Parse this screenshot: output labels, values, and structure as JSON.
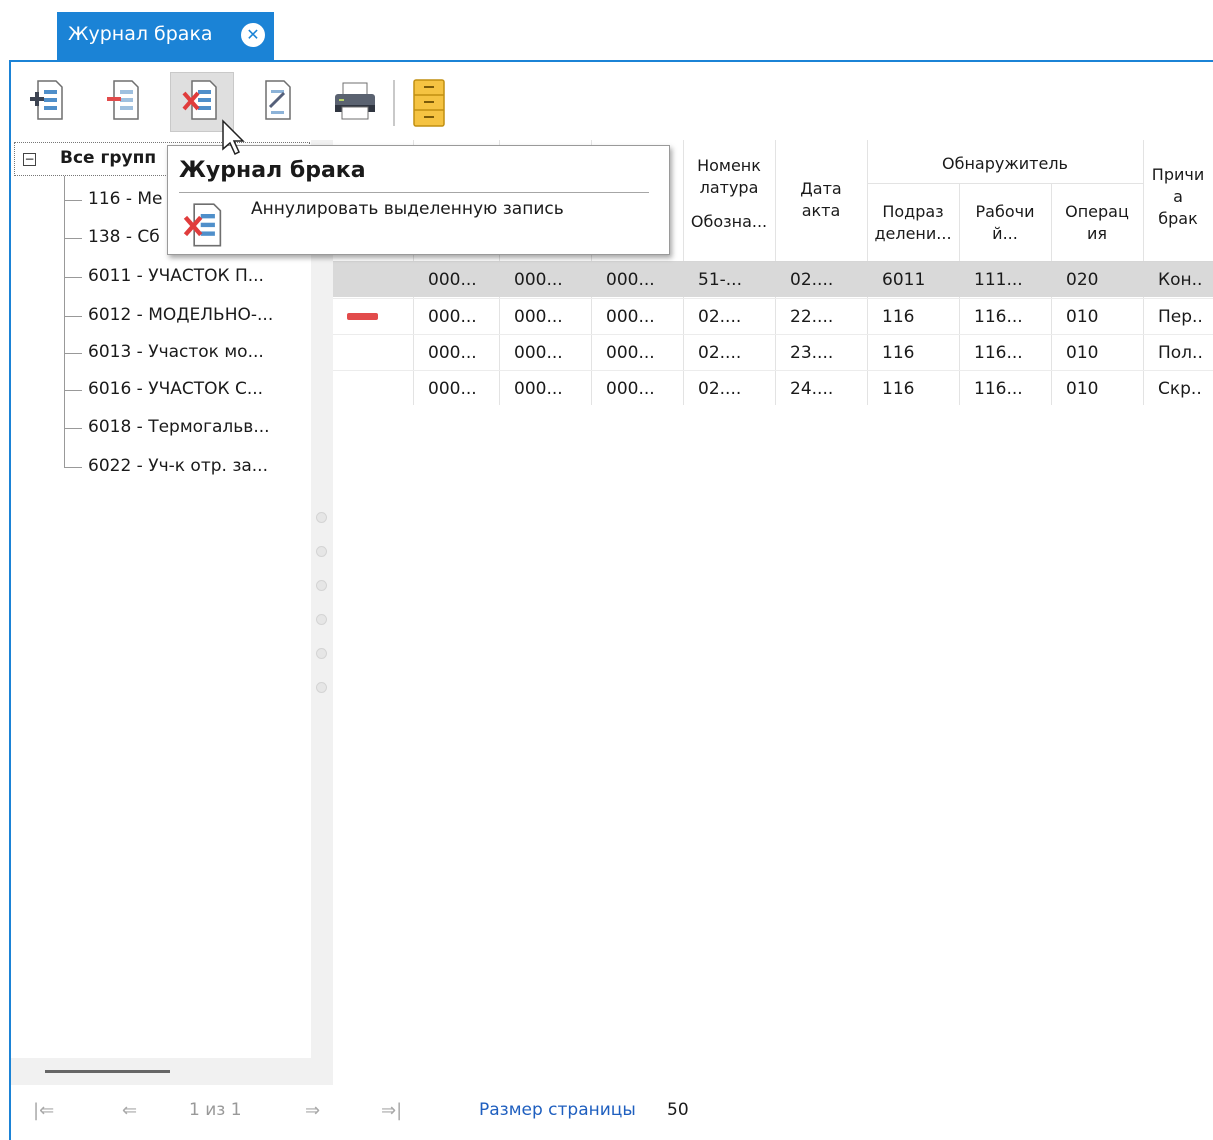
{
  "tab": {
    "title": "Журнал брака",
    "close_glyph": "✕"
  },
  "toolbar": {
    "buttons": [
      {
        "name": "add-record-icon"
      },
      {
        "name": "remove-record-icon"
      },
      {
        "name": "annul-record-icon",
        "pressed": true
      },
      {
        "name": "edit-record-icon"
      },
      {
        "name": "print-icon"
      },
      {
        "name": "archive-cabinet-icon"
      }
    ]
  },
  "tree": {
    "root_label": "Все групп",
    "expander": "−",
    "items": [
      {
        "label": "116 - Ме"
      },
      {
        "label": "138 - Сб"
      },
      {
        "label": "6011 - УЧАСТОК П..."
      },
      {
        "label": "6012 - МОДЕЛЬНО-..."
      },
      {
        "label": "6013 - Участок мо..."
      },
      {
        "label": "6016 - УЧАСТОК С..."
      },
      {
        "label": "6018 - Термогальв..."
      },
      {
        "label": "6022 - Уч-к отр. за..."
      }
    ]
  },
  "grid": {
    "headers": {
      "nomenclature_top": "Номенк",
      "nomenclature_mid": "латура",
      "nomenclature_bottom": "Обозна...",
      "date_top": "Дата",
      "date_bottom": "акта",
      "detector_group": "Обнаружитель",
      "dept_top": "Подраз",
      "dept_bottom": "делени...",
      "worker_top": "Рабочи",
      "worker_bottom": "й...",
      "operation_top": "Операц",
      "operation_bottom": "ия",
      "reason_top": "Причи",
      "reason_mid": "а",
      "reason_bottom": "брак"
    },
    "rows": [
      {
        "c1": "000...",
        "c2": "000...",
        "c3": "000...",
        "nomen": "51-...",
        "date": "02....",
        "dept": "6011",
        "worker": "111...",
        "op": "020",
        "reason": "Кон..",
        "marker": false
      },
      {
        "c1": "000...",
        "c2": "000...",
        "c3": "000...",
        "nomen": "02....",
        "date": "22....",
        "dept": "116",
        "worker": "116...",
        "op": "010",
        "reason": "Пер..",
        "marker": true
      },
      {
        "c1": "000...",
        "c2": "000...",
        "c3": "000...",
        "nomen": "02....",
        "date": "23....",
        "dept": "116",
        "worker": "116...",
        "op": "010",
        "reason": "Пол..",
        "marker": false
      },
      {
        "c1": "000...",
        "c2": "000...",
        "c3": "000...",
        "nomen": "02....",
        "date": "24....",
        "dept": "116",
        "worker": "116...",
        "op": "010",
        "reason": "Скр..",
        "marker": false
      }
    ],
    "marker_color": "#e24b4b"
  },
  "pager": {
    "first_glyph": "|⇐",
    "prev_glyph": "⇐",
    "page_text": "1 из 1",
    "next_glyph": "⇒",
    "last_glyph": "⇒|",
    "page_size_label": "Размер страницы",
    "page_size_value": "50"
  },
  "tooltip": {
    "title": "Журнал брака",
    "description": "Аннулировать выделенную запись"
  },
  "colors": {
    "accent": "#1b83d6",
    "link": "#1f5fbf",
    "selected_row": "#d9d9d9"
  }
}
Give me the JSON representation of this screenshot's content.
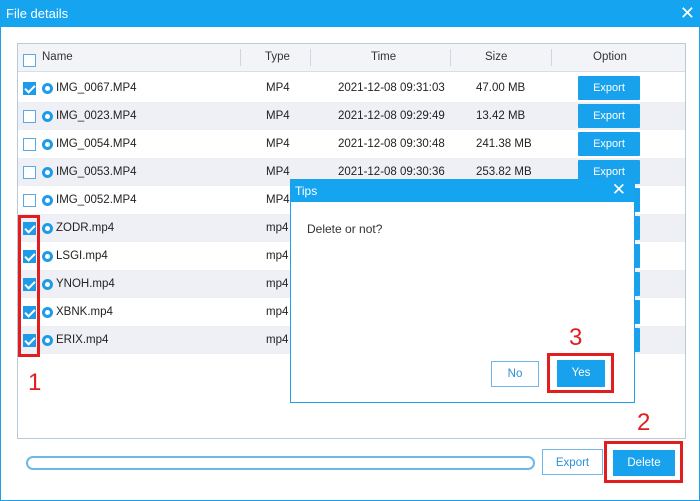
{
  "window": {
    "title": "File details",
    "close_glyph": "✕"
  },
  "table": {
    "headers": {
      "name": "Name",
      "type": "Type",
      "time": "Time",
      "size": "Size",
      "option": "Option"
    },
    "rows": [
      {
        "checked": true,
        "name": "IMG_0067.MP4",
        "type": "MP4",
        "time": "2021-12-08 09:31:03",
        "size": "47.00 MB",
        "button": "Export"
      },
      {
        "checked": false,
        "name": "IMG_0023.MP4",
        "type": "MP4",
        "time": "2021-12-08 09:29:49",
        "size": "13.42 MB",
        "button": "Export"
      },
      {
        "checked": false,
        "name": "IMG_0054.MP4",
        "type": "MP4",
        "time": "2021-12-08 09:30:48",
        "size": "241.38 MB",
        "button": "Export"
      },
      {
        "checked": false,
        "name": "IMG_0053.MP4",
        "type": "MP4",
        "time": "2021-12-08 09:30:36",
        "size": "253.82 MB",
        "button": "Export"
      },
      {
        "checked": false,
        "name": "IMG_0052.MP4",
        "type": "MP4",
        "time": "",
        "size": "",
        "button": ""
      },
      {
        "checked": true,
        "name": "ZODR.mp4",
        "type": "mp4",
        "time": "",
        "size": "",
        "button": ""
      },
      {
        "checked": true,
        "name": "LSGI.mp4",
        "type": "mp4",
        "time": "",
        "size": "",
        "button": ""
      },
      {
        "checked": true,
        "name": "YNOH.mp4",
        "type": "mp4",
        "time": "",
        "size": "",
        "button": ""
      },
      {
        "checked": true,
        "name": "XBNK.mp4",
        "type": "mp4",
        "time": "",
        "size": "",
        "button": ""
      },
      {
        "checked": true,
        "name": "ERIX.mp4",
        "type": "mp4",
        "time": "",
        "size": "",
        "button": ""
      }
    ]
  },
  "bottom": {
    "export_label": "Export",
    "delete_label": "Delete"
  },
  "dialog": {
    "title": "Tips",
    "close_glyph": "✕",
    "message": "Delete or not?",
    "no_label": "No",
    "yes_label": "Yes"
  },
  "annotations": {
    "step1": "1",
    "step2": "2",
    "step3": "3"
  },
  "colors": {
    "accent": "#14a4f0",
    "annotation": "#e11d1d"
  }
}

*WHAT IS ASKED:*
The data should be printed again unchanged; leave its pictures out.

*EXPECTED OUTPUT:*
Parse this screenshot: output labels, values, and structure as JSON.
{
  "tab": {
    "title": "Журнал брака",
    "close_glyph": "✕"
  },
  "toolbar": {
    "buttons": [
      {
        "name": "add-record-icon"
      },
      {
        "name": "remove-record-icon"
      },
      {
        "name": "annul-record-icon",
        "pressed": true
      },
      {
        "name": "edit-record-icon"
      },
      {
        "name": "print-icon"
      },
      {
        "name": "archive-cabinet-icon"
      }
    ]
  },
  "tree": {
    "root_label": "Все групп",
    "expander": "−",
    "items": [
      {
        "label": "116 - Ме"
      },
      {
        "label": "138 - Сб"
      },
      {
        "label": "6011 - УЧАСТОК П..."
      },
      {
        "label": "6012 - МОДЕЛЬНО-..."
      },
      {
        "label": "6013 - Участок мо..."
      },
      {
        "label": "6016 - УЧАСТОК С..."
      },
      {
        "label": "6018 - Термогальв..."
      },
      {
        "label": "6022 - Уч-к отр. за..."
      }
    ]
  },
  "grid": {
    "headers": {
      "nomenclature_top": "Номенк",
      "nomenclature_mid": "латура",
      "nomenclature_bottom": "Обозна...",
      "date_top": "Дата",
      "date_bottom": "акта",
      "detector_group": "Обнаружитель",
      "dept_top": "Подраз",
      "dept_bottom": "делени...",
      "worker_top": "Рабочи",
      "worker_bottom": "й...",
      "operation_top": "Операц",
      "operation_bottom": "ия",
      "reason_top": "Причи",
      "reason_mid": "а",
      "reason_bottom": "брак"
    },
    "rows": [
      {
        "c1": "000...",
        "c2": "000...",
        "c3": "000...",
        "nomen": "51-...",
        "date": "02....",
        "dept": "6011",
        "worker": "111...",
        "op": "020",
        "reason": "Кон..",
        "marker": false
      },
      {
        "c1": "000...",
        "c2": "000...",
        "c3": "000...",
        "nomen": "02....",
        "date": "22....",
        "dept": "116",
        "worker": "116...",
        "op": "010",
        "reason": "Пер..",
        "marker": true
      },
      {
        "c1": "000...",
        "c2": "000...",
        "c3": "000...",
        "nomen": "02....",
        "date": "23....",
        "dept": "116",
        "worker": "116...",
        "op": "010",
        "reason": "Пол..",
        "marker": false
      },
      {
        "c1": "000...",
        "c2": "000...",
        "c3": "000...",
        "nomen": "02....",
        "date": "24....",
        "dept": "116",
        "worker": "116...",
        "op": "010",
        "reason": "Скр..",
        "marker": false
      }
    ],
    "marker_color": "#e24b4b"
  },
  "pager": {
    "first_glyph": "|⇐",
    "prev_glyph": "⇐",
    "page_text": "1 из 1",
    "next_glyph": "⇒",
    "last_glyph": "⇒|",
    "page_size_label": "Размер страницы",
    "page_size_value": "50"
  },
  "tooltip": {
    "title": "Журнал брака",
    "description": "Аннулировать выделенную запись"
  },
  "colors": {
    "accent": "#1b83d6",
    "link": "#1f5fbf",
    "selected_row": "#d9d9d9"
  }
}
Give me the JSON representation of this screenshot's content.
{
  "window": {
    "title": "File details",
    "close_glyph": "✕"
  },
  "table": {
    "headers": {
      "name": "Name",
      "type": "Type",
      "time": "Time",
      "size": "Size",
      "option": "Option"
    },
    "rows": [
      {
        "checked": true,
        "name": "IMG_0067.MP4",
        "type": "MP4",
        "time": "2021-12-08 09:31:03",
        "size": "47.00 MB",
        "button": "Export"
      },
      {
        "checked": false,
        "name": "IMG_0023.MP4",
        "type": "MP4",
        "time": "2021-12-08 09:29:49",
        "size": "13.42 MB",
        "button": "Export"
      },
      {
        "checked": false,
        "name": "IMG_0054.MP4",
        "type": "MP4",
        "time": "2021-12-08 09:30:48",
        "size": "241.38 MB",
        "button": "Export"
      },
      {
        "checked": false,
        "name": "IMG_0053.MP4",
        "type": "MP4",
        "time": "2021-12-08 09:30:36",
        "size": "253.82 MB",
        "button": "Export"
      },
      {
        "checked": false,
        "name": "IMG_0052.MP4",
        "type": "MP4",
        "time": "",
        "size": "",
        "button": ""
      },
      {
        "checked": true,
        "name": "ZODR.mp4",
        "type": "mp4",
        "time": "",
        "size": "",
        "button": ""
      },
      {
        "checked": true,
        "name": "LSGI.mp4",
        "type": "mp4",
        "time": "",
        "size": "",
        "button": ""
      },
      {
        "checked": true,
        "name": "YNOH.mp4",
        "type": "mp4",
        "time": "",
        "size": "",
        "button": ""
      },
      {
        "checked": true,
        "name": "XBNK.mp4",
        "type": "mp4",
        "time": "",
        "size": "",
        "button": ""
      },
      {
        "checked": true,
        "name": "ERIX.mp4",
        "type": "mp4",
        "time": "",
        "size": "",
        "button": ""
      }
    ]
  },
  "bottom": {
    "export_label": "Export",
    "delete_label": "Delete"
  },
  "dialog": {
    "title": "Tips",
    "close_glyph": "✕",
    "message": "Delete or not?",
    "no_label": "No",
    "yes_label": "Yes"
  },
  "annotations": {
    "step1": "1",
    "step2": "2",
    "step3": "3"
  },
  "colors": {
    "accent": "#14a4f0",
    "annotation": "#e11d1d"
  }
}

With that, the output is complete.